AIM OF THE TASK. Leave out the pictures and repeat the data exactly.

[Start RAW RECORDS]

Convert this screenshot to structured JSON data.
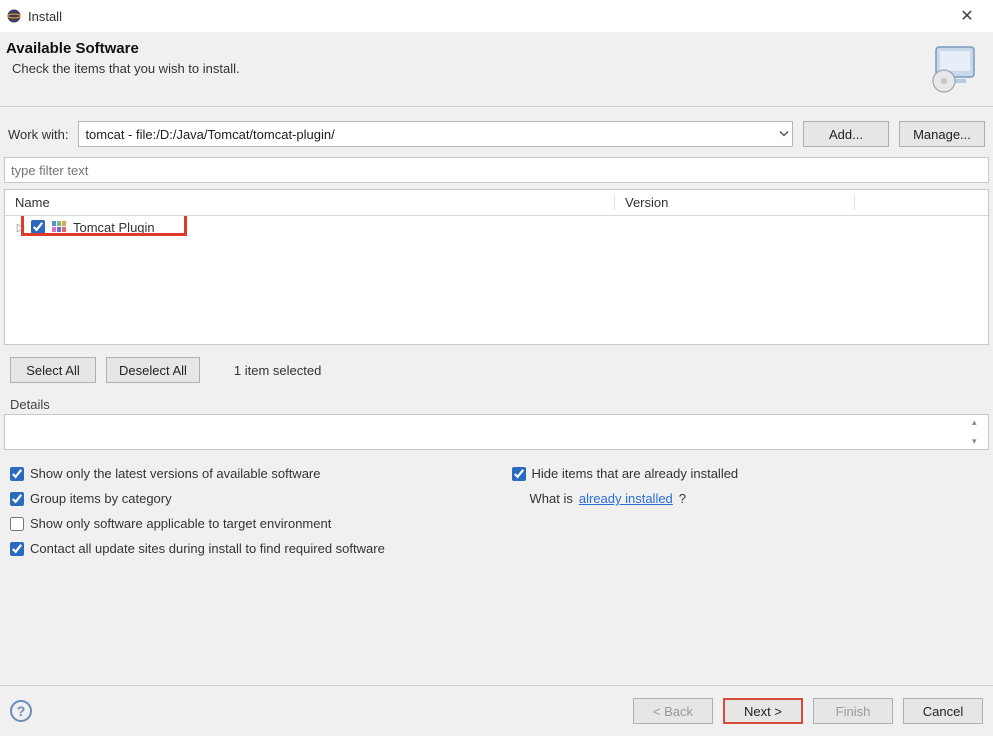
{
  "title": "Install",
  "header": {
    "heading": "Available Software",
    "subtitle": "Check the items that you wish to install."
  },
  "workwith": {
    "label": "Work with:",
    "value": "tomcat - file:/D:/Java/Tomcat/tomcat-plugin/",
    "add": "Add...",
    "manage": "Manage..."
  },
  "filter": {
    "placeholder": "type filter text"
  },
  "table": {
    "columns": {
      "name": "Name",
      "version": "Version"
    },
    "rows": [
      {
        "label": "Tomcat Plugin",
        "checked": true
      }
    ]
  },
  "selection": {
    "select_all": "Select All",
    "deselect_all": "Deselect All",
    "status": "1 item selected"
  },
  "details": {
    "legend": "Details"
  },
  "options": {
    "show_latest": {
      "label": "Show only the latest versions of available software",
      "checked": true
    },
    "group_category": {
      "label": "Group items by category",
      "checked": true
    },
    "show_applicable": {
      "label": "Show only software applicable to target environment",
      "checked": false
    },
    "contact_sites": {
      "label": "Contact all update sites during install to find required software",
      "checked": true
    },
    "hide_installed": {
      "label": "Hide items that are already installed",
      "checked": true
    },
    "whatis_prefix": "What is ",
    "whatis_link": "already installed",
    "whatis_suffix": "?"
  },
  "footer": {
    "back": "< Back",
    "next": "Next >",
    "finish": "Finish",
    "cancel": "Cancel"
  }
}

[End RAW RECORDS]

ANSWER TO THIS EXERCISE.
Convert this screenshot to structured JSON data.
{
  "title": "Install",
  "header": {
    "heading": "Available Software",
    "subtitle": "Check the items that you wish to install."
  },
  "workwith": {
    "label": "Work with:",
    "value": "tomcat - file:/D:/Java/Tomcat/tomcat-plugin/",
    "add": "Add...",
    "manage": "Manage..."
  },
  "filter": {
    "placeholder": "type filter text"
  },
  "table": {
    "columns": {
      "name": "Name",
      "version": "Version"
    },
    "rows": [
      {
        "label": "Tomcat Plugin",
        "checked": true
      }
    ]
  },
  "selection": {
    "select_all": "Select All",
    "deselect_all": "Deselect All",
    "status": "1 item selected"
  },
  "details": {
    "legend": "Details"
  },
  "options": {
    "show_latest": {
      "label": "Show only the latest versions of available software",
      "checked": true
    },
    "group_category": {
      "label": "Group items by category",
      "checked": true
    },
    "show_applicable": {
      "label": "Show only software applicable to target environment",
      "checked": false
    },
    "contact_sites": {
      "label": "Contact all update sites during install to find required software",
      "checked": true
    },
    "hide_installed": {
      "label": "Hide items that are already installed",
      "checked": true
    },
    "whatis_prefix": "What is ",
    "whatis_link": "already installed",
    "whatis_suffix": "?"
  },
  "footer": {
    "back": "< Back",
    "next": "Next >",
    "finish": "Finish",
    "cancel": "Cancel"
  }
}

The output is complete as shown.